Each line that holds the word "label" should be returned.

**Input material:**
»»

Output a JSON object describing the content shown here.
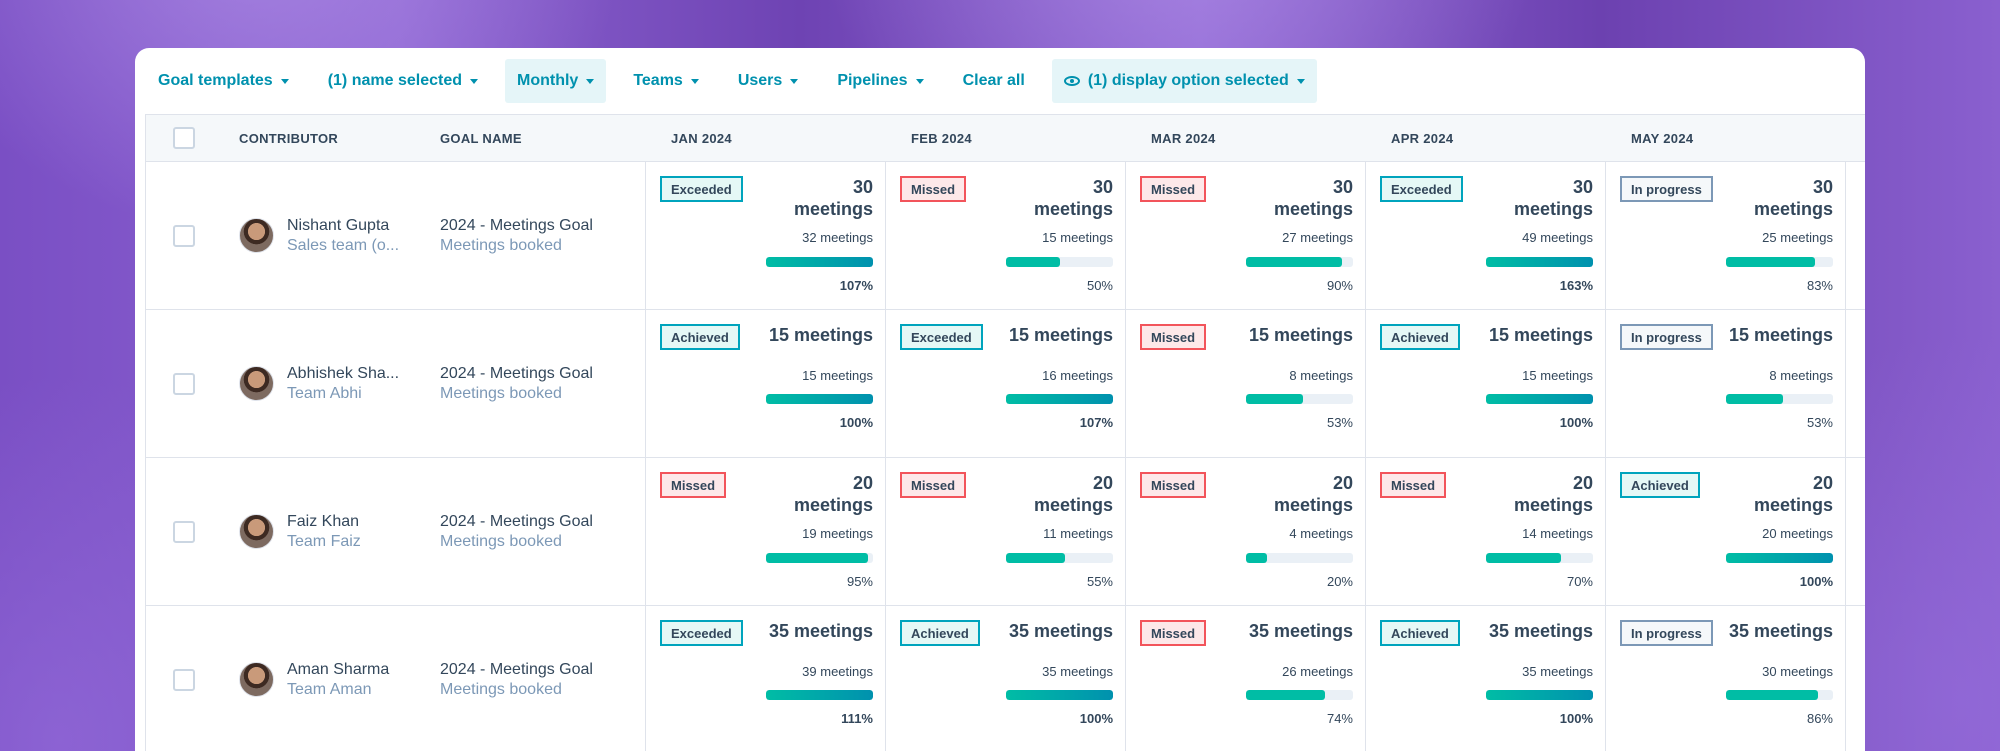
{
  "toolbar": {
    "filters": [
      {
        "label": "Goal templates",
        "active": false
      },
      {
        "label": "(1) name selected",
        "active": false
      },
      {
        "label": "Monthly",
        "active": true
      },
      {
        "label": "Teams",
        "active": false
      },
      {
        "label": "Users",
        "active": false
      },
      {
        "label": "Pipelines",
        "active": false
      }
    ],
    "clear_all": "Clear all",
    "display_option": "(1) display option selected"
  },
  "table": {
    "headers": {
      "contributor": "CONTRIBUTOR",
      "goal_name": "GOAL NAME",
      "months": [
        "JAN 2024",
        "FEB 2024",
        "MAR 2024",
        "APR 2024",
        "MAY 2024"
      ]
    },
    "rows": [
      {
        "name": "Nishant Gupta",
        "team": "Sales team (o...",
        "goal": "2024 - Meetings Goal",
        "goal_type": "Meetings booked",
        "months": [
          {
            "status": "Exceeded",
            "target": "30 meetings",
            "actual": "32 meetings",
            "percent": "107%",
            "progress": 1.0
          },
          {
            "status": "Missed",
            "target": "30 meetings",
            "actual": "15 meetings",
            "percent": "50%",
            "progress": 0.5
          },
          {
            "status": "Missed",
            "target": "30 meetings",
            "actual": "27 meetings",
            "percent": "90%",
            "progress": 0.9
          },
          {
            "status": "Exceeded",
            "target": "30 meetings",
            "actual": "49 meetings",
            "percent": "163%",
            "progress": 1.0
          },
          {
            "status": "In progress",
            "target": "30 meetings",
            "actual": "25 meetings",
            "percent": "83%",
            "progress": 0.83
          }
        ]
      },
      {
        "name": "Abhishek Sha...",
        "team": "Team Abhi",
        "goal": "2024 - Meetings Goal",
        "goal_type": "Meetings booked",
        "months": [
          {
            "status": "Achieved",
            "target": "15 meetings",
            "actual": "15 meetings",
            "percent": "100%",
            "progress": 1.0
          },
          {
            "status": "Exceeded",
            "target": "15 meetings",
            "actual": "16 meetings",
            "percent": "107%",
            "progress": 1.0
          },
          {
            "status": "Missed",
            "target": "15 meetings",
            "actual": "8 meetings",
            "percent": "53%",
            "progress": 0.53
          },
          {
            "status": "Achieved",
            "target": "15 meetings",
            "actual": "15 meetings",
            "percent": "100%",
            "progress": 1.0
          },
          {
            "status": "In progress",
            "target": "15 meetings",
            "actual": "8 meetings",
            "percent": "53%",
            "progress": 0.53
          }
        ]
      },
      {
        "name": "Faiz Khan",
        "team": "Team Faiz",
        "goal": "2024 - Meetings Goal",
        "goal_type": "Meetings booked",
        "months": [
          {
            "status": "Missed",
            "target": "20 meetings",
            "actual": "19 meetings",
            "percent": "95%",
            "progress": 0.95
          },
          {
            "status": "Missed",
            "target": "20 meetings",
            "actual": "11 meetings",
            "percent": "55%",
            "progress": 0.55
          },
          {
            "status": "Missed",
            "target": "20 meetings",
            "actual": "4 meetings",
            "percent": "20%",
            "progress": 0.2
          },
          {
            "status": "Missed",
            "target": "20 meetings",
            "actual": "14 meetings",
            "percent": "70%",
            "progress": 0.7
          },
          {
            "status": "Achieved",
            "target": "20 meetings",
            "actual": "20 meetings",
            "percent": "100%",
            "progress": 1.0
          }
        ]
      },
      {
        "name": "Aman Sharma",
        "team": "Team Aman",
        "goal": "2024 - Meetings Goal",
        "goal_type": "Meetings booked",
        "months": [
          {
            "status": "Exceeded",
            "target": "35 meetings",
            "actual": "39 meetings",
            "percent": "111%",
            "progress": 1.0
          },
          {
            "status": "Achieved",
            "target": "35 meetings",
            "actual": "35 meetings",
            "percent": "100%",
            "progress": 1.0
          },
          {
            "status": "Missed",
            "target": "35 meetings",
            "actual": "26 meetings",
            "percent": "74%",
            "progress": 0.74
          },
          {
            "status": "Achieved",
            "target": "35 meetings",
            "actual": "35 meetings",
            "percent": "100%",
            "progress": 1.0
          },
          {
            "status": "In progress",
            "target": "35 meetings",
            "actual": "30 meetings",
            "percent": "86%",
            "progress": 0.86
          }
        ]
      }
    ]
  }
}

««

**Correct response:**
        "label": "Goal templates",
        "label": "(1) name selected",
        "label": "Monthly",
        "label": "Teams",
        "label": "Users",
        "label": "Pipelines",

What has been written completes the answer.